## BEGIN Supplied data
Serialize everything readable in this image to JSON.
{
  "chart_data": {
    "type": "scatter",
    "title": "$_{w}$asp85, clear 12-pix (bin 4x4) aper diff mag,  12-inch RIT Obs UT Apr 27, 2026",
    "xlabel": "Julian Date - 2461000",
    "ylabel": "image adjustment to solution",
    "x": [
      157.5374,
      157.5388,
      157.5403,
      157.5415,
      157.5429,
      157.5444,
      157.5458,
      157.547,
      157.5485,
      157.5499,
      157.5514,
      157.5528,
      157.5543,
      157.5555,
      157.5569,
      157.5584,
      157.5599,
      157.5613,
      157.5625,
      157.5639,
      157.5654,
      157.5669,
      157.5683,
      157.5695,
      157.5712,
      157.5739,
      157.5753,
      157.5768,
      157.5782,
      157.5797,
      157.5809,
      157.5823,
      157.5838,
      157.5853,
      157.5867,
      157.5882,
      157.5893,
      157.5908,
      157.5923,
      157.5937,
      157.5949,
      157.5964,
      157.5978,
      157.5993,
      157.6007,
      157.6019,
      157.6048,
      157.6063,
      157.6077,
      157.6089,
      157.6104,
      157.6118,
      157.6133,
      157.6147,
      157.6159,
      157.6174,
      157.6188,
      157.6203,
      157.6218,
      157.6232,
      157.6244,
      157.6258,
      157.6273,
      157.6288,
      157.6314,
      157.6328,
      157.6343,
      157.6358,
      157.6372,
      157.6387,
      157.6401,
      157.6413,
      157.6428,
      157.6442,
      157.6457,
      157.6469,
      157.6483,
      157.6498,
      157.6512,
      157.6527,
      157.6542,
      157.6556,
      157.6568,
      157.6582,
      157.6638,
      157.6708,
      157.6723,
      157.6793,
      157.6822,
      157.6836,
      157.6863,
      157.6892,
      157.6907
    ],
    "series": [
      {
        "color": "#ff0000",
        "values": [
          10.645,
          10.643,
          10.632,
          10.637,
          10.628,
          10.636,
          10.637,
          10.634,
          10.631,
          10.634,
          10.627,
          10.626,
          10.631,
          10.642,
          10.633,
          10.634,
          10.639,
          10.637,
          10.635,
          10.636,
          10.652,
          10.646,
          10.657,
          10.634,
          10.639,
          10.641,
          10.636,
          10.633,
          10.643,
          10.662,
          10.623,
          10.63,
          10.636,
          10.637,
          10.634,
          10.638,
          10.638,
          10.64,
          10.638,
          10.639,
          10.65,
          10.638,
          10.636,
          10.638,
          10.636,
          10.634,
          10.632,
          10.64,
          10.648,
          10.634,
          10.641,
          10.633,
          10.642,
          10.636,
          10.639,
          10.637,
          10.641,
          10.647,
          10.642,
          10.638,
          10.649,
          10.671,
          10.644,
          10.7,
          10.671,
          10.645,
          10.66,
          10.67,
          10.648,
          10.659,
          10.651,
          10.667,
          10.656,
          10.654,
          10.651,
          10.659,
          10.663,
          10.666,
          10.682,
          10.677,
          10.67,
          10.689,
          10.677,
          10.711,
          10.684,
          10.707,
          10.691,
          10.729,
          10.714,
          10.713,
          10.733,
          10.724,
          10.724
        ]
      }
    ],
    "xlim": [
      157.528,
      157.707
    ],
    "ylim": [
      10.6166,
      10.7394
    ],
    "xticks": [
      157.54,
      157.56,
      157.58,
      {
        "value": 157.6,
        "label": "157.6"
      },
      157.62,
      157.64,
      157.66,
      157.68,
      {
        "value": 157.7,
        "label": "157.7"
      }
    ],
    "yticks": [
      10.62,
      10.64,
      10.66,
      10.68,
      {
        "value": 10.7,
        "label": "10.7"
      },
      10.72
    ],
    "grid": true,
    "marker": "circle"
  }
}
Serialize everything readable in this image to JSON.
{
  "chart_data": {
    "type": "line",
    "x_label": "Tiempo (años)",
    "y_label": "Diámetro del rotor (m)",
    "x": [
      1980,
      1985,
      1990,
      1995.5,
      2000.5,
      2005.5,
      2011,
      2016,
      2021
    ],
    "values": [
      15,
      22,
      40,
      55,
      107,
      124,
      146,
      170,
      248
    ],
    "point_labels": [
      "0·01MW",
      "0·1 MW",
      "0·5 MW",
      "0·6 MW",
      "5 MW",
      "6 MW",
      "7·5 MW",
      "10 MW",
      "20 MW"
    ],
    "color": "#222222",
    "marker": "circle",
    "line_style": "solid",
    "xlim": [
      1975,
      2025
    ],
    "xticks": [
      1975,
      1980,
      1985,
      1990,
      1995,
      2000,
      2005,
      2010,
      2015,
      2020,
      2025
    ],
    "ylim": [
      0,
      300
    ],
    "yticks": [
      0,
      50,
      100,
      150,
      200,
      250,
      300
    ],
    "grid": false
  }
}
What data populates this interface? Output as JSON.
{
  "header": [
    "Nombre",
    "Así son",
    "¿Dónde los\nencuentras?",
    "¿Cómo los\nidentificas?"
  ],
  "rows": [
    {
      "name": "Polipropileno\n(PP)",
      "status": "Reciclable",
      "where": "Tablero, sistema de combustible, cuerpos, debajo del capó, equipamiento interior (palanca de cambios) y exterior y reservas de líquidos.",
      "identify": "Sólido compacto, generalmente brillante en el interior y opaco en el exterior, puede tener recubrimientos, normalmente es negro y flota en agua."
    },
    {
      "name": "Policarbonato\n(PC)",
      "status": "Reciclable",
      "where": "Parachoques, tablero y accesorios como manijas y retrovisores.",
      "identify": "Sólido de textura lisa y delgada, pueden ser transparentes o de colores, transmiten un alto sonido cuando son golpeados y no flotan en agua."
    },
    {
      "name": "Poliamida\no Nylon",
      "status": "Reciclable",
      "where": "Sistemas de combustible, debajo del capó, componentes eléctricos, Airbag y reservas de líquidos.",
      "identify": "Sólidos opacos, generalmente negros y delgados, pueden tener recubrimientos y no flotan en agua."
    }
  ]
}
## END Supplied data
Pull out all lines from the entries above in which the word "líquidos" appears.

      "where": "Tablero, sistema de combustible, cuerpos, debajo del capó, equipamiento interior (palanca de cambios) y exterior y reservas de líquidos.",
      "where": "Sistemas de combustible, debajo del capó, componentes eléctricos, Airbag y reservas de líquidos.",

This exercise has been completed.